EXERCISE BRIEF =>
Every line of the records must be repeated exactly; pictures stay out.

Dataset records on visual material

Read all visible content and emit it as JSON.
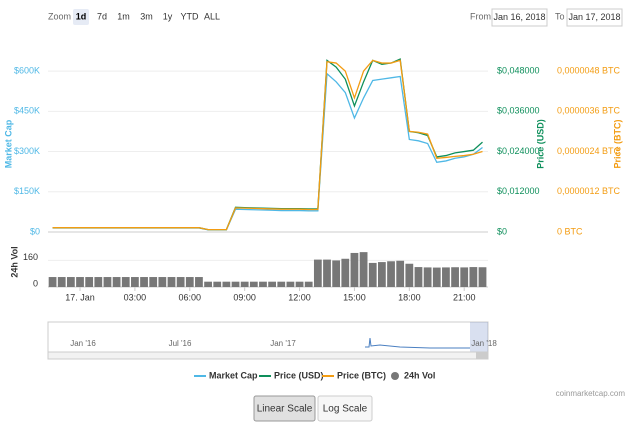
{
  "toolbar": {
    "zoom_label": "Zoom",
    "zoom_buttons": [
      "1d",
      "7d",
      "1m",
      "3m",
      "1y",
      "YTD",
      "ALL"
    ],
    "selected_button": 0,
    "from_label": "From",
    "from_date": "Jan 16, 2018",
    "to_label": "To",
    "to_date": "Jan 17, 2018"
  },
  "chart_data": {
    "type": "line",
    "x": [
      -1.5,
      -1,
      -0.5,
      0,
      0.5,
      1,
      1.5,
      2,
      2.5,
      3,
      3.5,
      4,
      4.5,
      5,
      5.5,
      6,
      6.5,
      7,
      7.5,
      8,
      8.5,
      9,
      9.5,
      10,
      10.5,
      11,
      11.5,
      12,
      12.5,
      13,
      13.5,
      14,
      14.5,
      15,
      15.5,
      16,
      16.5,
      17,
      17.5,
      18,
      18.5,
      19,
      19.5,
      20,
      20.5,
      21,
      21.5,
      22
    ],
    "xlim": [
      -1.75,
      22.3
    ],
    "xticks": [
      {
        "value": 0,
        "label": "17. Jan"
      },
      {
        "value": 3,
        "label": "03:00"
      },
      {
        "value": 6,
        "label": "06:00"
      },
      {
        "value": 9,
        "label": "09:00"
      },
      {
        "value": 12,
        "label": "12:00"
      },
      {
        "value": 15,
        "label": "15:00"
      },
      {
        "value": 18,
        "label": "18:00"
      },
      {
        "value": 21,
        "label": "21:00"
      }
    ],
    "ylabel": "Market Cap",
    "ylim": [
      0,
      660000
    ],
    "yticks": [
      {
        "value": 0,
        "label": "$0"
      },
      {
        "value": 150000,
        "label": "$150K"
      },
      {
        "value": 300000,
        "label": "$300K"
      },
      {
        "value": 450000,
        "label": "$450K"
      },
      {
        "value": 600000,
        "label": "$600K"
      }
    ],
    "y2label": "Price (USD)",
    "y2lim": [
      0,
      0.0528
    ],
    "y2ticks": [
      {
        "value": 0,
        "label": "$0"
      },
      {
        "value": 0.012,
        "label": "$0,012000"
      },
      {
        "value": 0.024,
        "label": "$0,024000"
      },
      {
        "value": 0.036,
        "label": "$0,036000"
      },
      {
        "value": 0.048,
        "label": "$0,048000"
      }
    ],
    "y3label": "Price (BTC)",
    "y3lim": [
      0,
      5.28e-06
    ],
    "y3ticks": [
      {
        "value": 0,
        "label": "0 BTC"
      },
      {
        "value": 1.2e-06,
        "label": "0,0000012 BTC"
      },
      {
        "value": 2.4e-06,
        "label": "0,0000024 BTC"
      },
      {
        "value": 3.6e-06,
        "label": "0,0000036 BTC"
      },
      {
        "value": 4.8e-06,
        "label": "0,0000048 BTC"
      }
    ],
    "y4label": "24h Vol",
    "y4lim": [
      0,
      283
    ],
    "y4ticks": [
      0,
      160
    ],
    "grid": true,
    "series": [
      {
        "name": "Market Cap",
        "color": "#4fb8e6",
        "axis": "y",
        "values": [
          15000,
          15000,
          15000,
          15000,
          15000,
          15000,
          15000,
          15000,
          15000,
          15000,
          15000,
          15000,
          15000,
          15000,
          15000,
          15000,
          15000,
          8000,
          8000,
          8000,
          85000,
          84000,
          83000,
          82000,
          81000,
          80000,
          80000,
          80000,
          79000,
          79000,
          590000,
          560000,
          520000,
          425000,
          500000,
          565000,
          570000,
          575000,
          580000,
          345000,
          340000,
          330000,
          260000,
          265000,
          275000,
          280000,
          290000,
          315000
        ]
      },
      {
        "name": "Price (USD)",
        "color": "#0e8f5b",
        "axis": "y2",
        "values": [
          0.00128,
          0.00128,
          0.00128,
          0.00128,
          0.00128,
          0.00128,
          0.00128,
          0.00128,
          0.00128,
          0.00128,
          0.00128,
          0.00128,
          0.00128,
          0.00128,
          0.00128,
          0.00128,
          0.00128,
          0.00072,
          0.00072,
          0.00072,
          0.00736,
          0.00728,
          0.0072,
          0.00712,
          0.00704,
          0.00696,
          0.00696,
          0.00696,
          0.00688,
          0.00688,
          0.0512,
          0.0492,
          0.0456,
          0.0376,
          0.0448,
          0.0512,
          0.05,
          0.0504,
          0.0516,
          0.03,
          0.0296,
          0.0288,
          0.0224,
          0.0228,
          0.0236,
          0.024,
          0.0244,
          0.0268
        ]
      },
      {
        "name": "Price (BTC)",
        "color": "#f39c12",
        "axis": "y3",
        "values": [
          1.28e-07,
          1.28e-07,
          1.28e-07,
          1.28e-07,
          1.28e-07,
          1.28e-07,
          1.28e-07,
          1.28e-07,
          1.28e-07,
          1.28e-07,
          1.28e-07,
          1.28e-07,
          1.28e-07,
          1.28e-07,
          1.28e-07,
          1.28e-07,
          1.28e-07,
          7.2e-08,
          7.2e-08,
          7.2e-08,
          7.2e-07,
          7.12e-07,
          7.04e-07,
          6.96e-07,
          6.88e-07,
          6.8e-07,
          6.8e-07,
          6.8e-07,
          6.72e-07,
          6.72e-07,
          5.08e-06,
          5.04e-06,
          4.8e-06,
          4e-06,
          4.8e-06,
          5.12e-06,
          5.04e-06,
          5.04e-06,
          5.12e-06,
          3e-06,
          2.976e-06,
          2.92e-06,
          2.2e-06,
          2.224e-06,
          2.256e-06,
          2.28e-06,
          2.32e-06,
          2.4e-06
        ]
      },
      {
        "name": "24h Vol",
        "color": "#777777",
        "axis": "y4",
        "type": "bar",
        "values": [
          60,
          60,
          60,
          60,
          60,
          60,
          60,
          60,
          60,
          60,
          60,
          60,
          60,
          60,
          60,
          60,
          60,
          32,
          32,
          32,
          32,
          32,
          32,
          32,
          32,
          32,
          32,
          32,
          32,
          165,
          165,
          160,
          170,
          205,
          210,
          145,
          150,
          155,
          158,
          140,
          120,
          118,
          117,
          118,
          119,
          118,
          120,
          119
        ]
      }
    ]
  },
  "navigator": {
    "labels": [
      "Jan '16",
      "Jul '16",
      "Jan '17",
      "Jan '18"
    ]
  },
  "credit": "coinmarketcap.com",
  "scale_buttons": [
    "Linear Scale",
    "Log Scale"
  ],
  "active_scale": 0
}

EXPECTED ANSWER =>
Read all visible content and emit it as JSON.
{
  "toolbar": {
    "zoom_label": "Zoom",
    "zoom_buttons": [
      "1d",
      "7d",
      "1m",
      "3m",
      "1y",
      "YTD",
      "ALL"
    ],
    "selected_button": 0,
    "from_label": "From",
    "from_date": "Jan 16, 2018",
    "to_label": "To",
    "to_date": "Jan 17, 2018"
  },
  "chart_data": {
    "type": "line",
    "x": [
      -1.5,
      -1,
      -0.5,
      0,
      0.5,
      1,
      1.5,
      2,
      2.5,
      3,
      3.5,
      4,
      4.5,
      5,
      5.5,
      6,
      6.5,
      7,
      7.5,
      8,
      8.5,
      9,
      9.5,
      10,
      10.5,
      11,
      11.5,
      12,
      12.5,
      13,
      13.5,
      14,
      14.5,
      15,
      15.5,
      16,
      16.5,
      17,
      17.5,
      18,
      18.5,
      19,
      19.5,
      20,
      20.5,
      21,
      21.5,
      22
    ],
    "xlim": [
      -1.75,
      22.3
    ],
    "xticks": [
      {
        "value": 0,
        "label": "17. Jan"
      },
      {
        "value": 3,
        "label": "03:00"
      },
      {
        "value": 6,
        "label": "06:00"
      },
      {
        "value": 9,
        "label": "09:00"
      },
      {
        "value": 12,
        "label": "12:00"
      },
      {
        "value": 15,
        "label": "15:00"
      },
      {
        "value": 18,
        "label": "18:00"
      },
      {
        "value": 21,
        "label": "21:00"
      }
    ],
    "ylabel": "Market Cap",
    "ylim": [
      0,
      660000
    ],
    "yticks": [
      {
        "value": 0,
        "label": "$0"
      },
      {
        "value": 150000,
        "label": "$150K"
      },
      {
        "value": 300000,
        "label": "$300K"
      },
      {
        "value": 450000,
        "label": "$450K"
      },
      {
        "value": 600000,
        "label": "$600K"
      }
    ],
    "y2label": "Price (USD)",
    "y2lim": [
      0,
      0.0528
    ],
    "y2ticks": [
      {
        "value": 0,
        "label": "$0"
      },
      {
        "value": 0.012,
        "label": "$0,012000"
      },
      {
        "value": 0.024,
        "label": "$0,024000"
      },
      {
        "value": 0.036,
        "label": "$0,036000"
      },
      {
        "value": 0.048,
        "label": "$0,048000"
      }
    ],
    "y3label": "Price (BTC)",
    "y3lim": [
      0,
      5.28e-06
    ],
    "y3ticks": [
      {
        "value": 0,
        "label": "0 BTC"
      },
      {
        "value": 1.2e-06,
        "label": "0,0000012 BTC"
      },
      {
        "value": 2.4e-06,
        "label": "0,0000024 BTC"
      },
      {
        "value": 3.6e-06,
        "label": "0,0000036 BTC"
      },
      {
        "value": 4.8e-06,
        "label": "0,0000048 BTC"
      }
    ],
    "y4label": "24h Vol",
    "y4lim": [
      0,
      283
    ],
    "y4ticks": [
      0,
      160
    ],
    "grid": true,
    "series": [
      {
        "name": "Market Cap",
        "color": "#4fb8e6",
        "axis": "y",
        "values": [
          15000,
          15000,
          15000,
          15000,
          15000,
          15000,
          15000,
          15000,
          15000,
          15000,
          15000,
          15000,
          15000,
          15000,
          15000,
          15000,
          15000,
          8000,
          8000,
          8000,
          85000,
          84000,
          83000,
          82000,
          81000,
          80000,
          80000,
          80000,
          79000,
          79000,
          590000,
          560000,
          520000,
          425000,
          500000,
          565000,
          570000,
          575000,
          580000,
          345000,
          340000,
          330000,
          260000,
          265000,
          275000,
          280000,
          290000,
          315000
        ]
      },
      {
        "name": "Price (USD)",
        "color": "#0e8f5b",
        "axis": "y2",
        "values": [
          0.00128,
          0.00128,
          0.00128,
          0.00128,
          0.00128,
          0.00128,
          0.00128,
          0.00128,
          0.00128,
          0.00128,
          0.00128,
          0.00128,
          0.00128,
          0.00128,
          0.00128,
          0.00128,
          0.00128,
          0.00072,
          0.00072,
          0.00072,
          0.00736,
          0.00728,
          0.0072,
          0.00712,
          0.00704,
          0.00696,
          0.00696,
          0.00696,
          0.00688,
          0.00688,
          0.0512,
          0.0492,
          0.0456,
          0.0376,
          0.0448,
          0.0512,
          0.05,
          0.0504,
          0.0516,
          0.03,
          0.0296,
          0.0288,
          0.0224,
          0.0228,
          0.0236,
          0.024,
          0.0244,
          0.0268
        ]
      },
      {
        "name": "Price (BTC)",
        "color": "#f39c12",
        "axis": "y3",
        "values": [
          1.28e-07,
          1.28e-07,
          1.28e-07,
          1.28e-07,
          1.28e-07,
          1.28e-07,
          1.28e-07,
          1.28e-07,
          1.28e-07,
          1.28e-07,
          1.28e-07,
          1.28e-07,
          1.28e-07,
          1.28e-07,
          1.28e-07,
          1.28e-07,
          1.28e-07,
          7.2e-08,
          7.2e-08,
          7.2e-08,
          7.2e-07,
          7.12e-07,
          7.04e-07,
          6.96e-07,
          6.88e-07,
          6.8e-07,
          6.8e-07,
          6.8e-07,
          6.72e-07,
          6.72e-07,
          5.08e-06,
          5.04e-06,
          4.8e-06,
          4e-06,
          4.8e-06,
          5.12e-06,
          5.04e-06,
          5.04e-06,
          5.12e-06,
          3e-06,
          2.976e-06,
          2.92e-06,
          2.2e-06,
          2.224e-06,
          2.256e-06,
          2.28e-06,
          2.32e-06,
          2.4e-06
        ]
      },
      {
        "name": "24h Vol",
        "color": "#777777",
        "axis": "y4",
        "type": "bar",
        "values": [
          60,
          60,
          60,
          60,
          60,
          60,
          60,
          60,
          60,
          60,
          60,
          60,
          60,
          60,
          60,
          60,
          60,
          32,
          32,
          32,
          32,
          32,
          32,
          32,
          32,
          32,
          32,
          32,
          32,
          165,
          165,
          160,
          170,
          205,
          210,
          145,
          150,
          155,
          158,
          140,
          120,
          118,
          117,
          118,
          119,
          118,
          120,
          119
        ]
      }
    ]
  },
  "navigator": {
    "labels": [
      "Jan '16",
      "Jul '16",
      "Jan '17",
      "Jan '18"
    ]
  },
  "credit": "coinmarketcap.com",
  "scale_buttons": [
    "Linear Scale",
    "Log Scale"
  ],
  "active_scale": 0
}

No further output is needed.